[Data records]
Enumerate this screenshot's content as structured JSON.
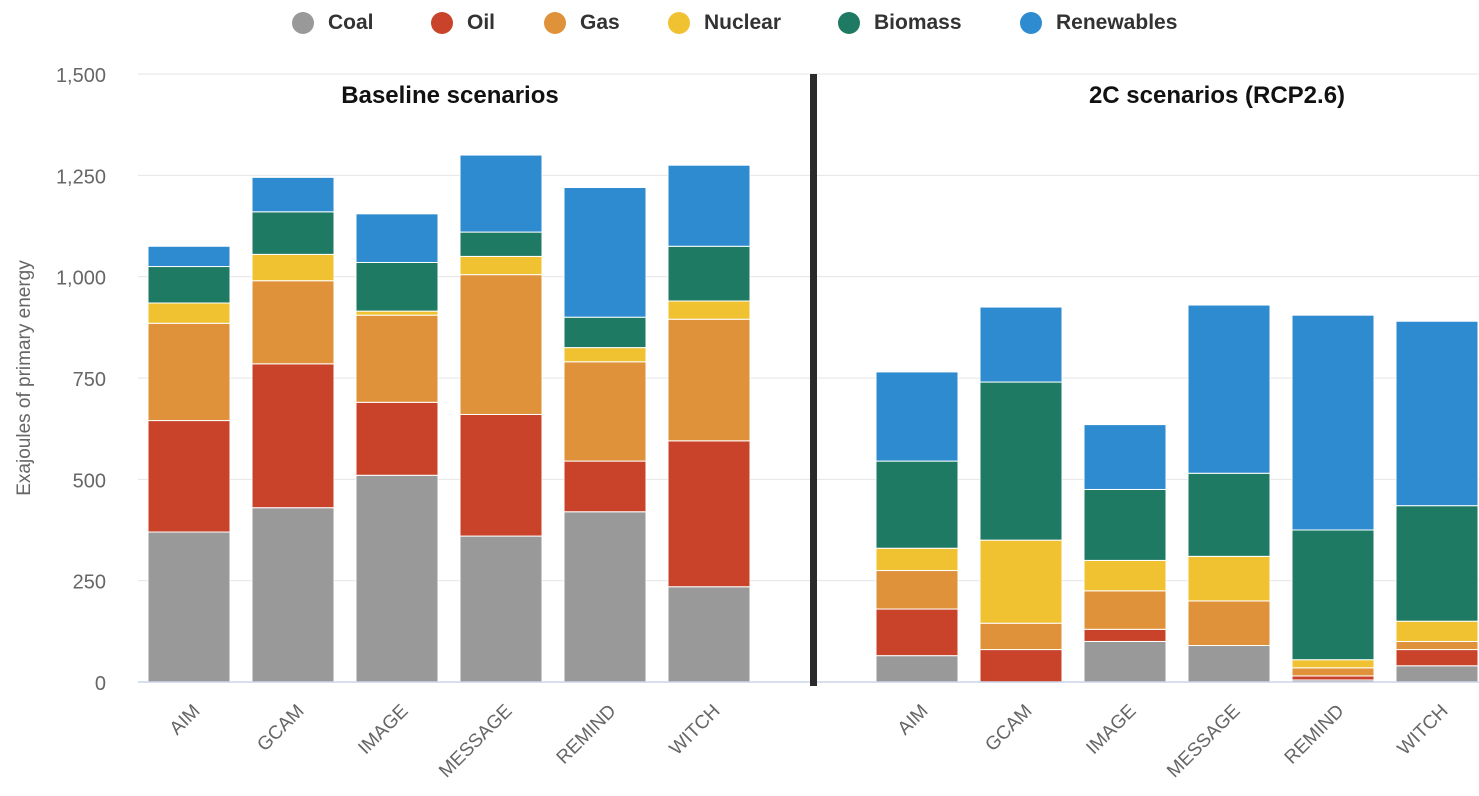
{
  "chart_data": {
    "type": "bar",
    "stacked": true,
    "ylabel": "Exajoules of primary energy",
    "ylim": [
      0,
      1500
    ],
    "yticks": [
      0,
      250,
      500,
      750,
      1000,
      1250,
      1500
    ],
    "ytick_labels": [
      "0",
      "250",
      "500",
      "750",
      "1,000",
      "1,250",
      "1,500"
    ],
    "grid": true,
    "legend_position": "top",
    "colors": {
      "Coal": "#999999",
      "Oil": "#c8432a",
      "Gas": "#e0923b",
      "Nuclear": "#f0c232",
      "Biomass": "#1f7a63",
      "Renewables": "#2e8bcf"
    },
    "legend": [
      "Coal",
      "Oil",
      "Gas",
      "Nuclear",
      "Biomass",
      "Renewables"
    ],
    "groups": [
      {
        "title": "Baseline scenarios",
        "categories": [
          "AIM",
          "GCAM",
          "IMAGE",
          "MESSAGE",
          "REMIND",
          "WITCH"
        ],
        "series": [
          {
            "name": "Coal",
            "values": [
              370,
              430,
              510,
              360,
              420,
              235
            ]
          },
          {
            "name": "Oil",
            "values": [
              275,
              355,
              180,
              300,
              125,
              360
            ]
          },
          {
            "name": "Gas",
            "values": [
              240,
              205,
              215,
              345,
              245,
              300
            ]
          },
          {
            "name": "Nuclear",
            "values": [
              50,
              65,
              10,
              45,
              35,
              45
            ]
          },
          {
            "name": "Biomass",
            "values": [
              90,
              105,
              120,
              60,
              75,
              135
            ]
          },
          {
            "name": "Renewables",
            "values": [
              50,
              85,
              120,
              190,
              320,
              200
            ]
          }
        ]
      },
      {
        "title": "2C scenarios (RCP2.6)",
        "categories": [
          "AIM",
          "GCAM",
          "IMAGE",
          "MESSAGE",
          "REMIND",
          "WITCH"
        ],
        "series": [
          {
            "name": "Coal",
            "values": [
              65,
              0,
              100,
              90,
              5,
              40
            ]
          },
          {
            "name": "Oil",
            "values": [
              115,
              80,
              30,
              0,
              10,
              40
            ]
          },
          {
            "name": "Gas",
            "values": [
              95,
              65,
              95,
              110,
              20,
              20
            ]
          },
          {
            "name": "Nuclear",
            "values": [
              55,
              205,
              75,
              110,
              20,
              50
            ]
          },
          {
            "name": "Biomass",
            "values": [
              215,
              390,
              175,
              205,
              320,
              285
            ]
          },
          {
            "name": "Renewables",
            "values": [
              220,
              185,
              160,
              415,
              530,
              455
            ]
          }
        ]
      }
    ]
  }
}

What is expected:
Find and copy each line above that includes the string "Renewables".

Result for this task:
      "Renewables": "#2e8bcf"
      "Renewables"
            "name": "Renewables",
            "name": "Renewables",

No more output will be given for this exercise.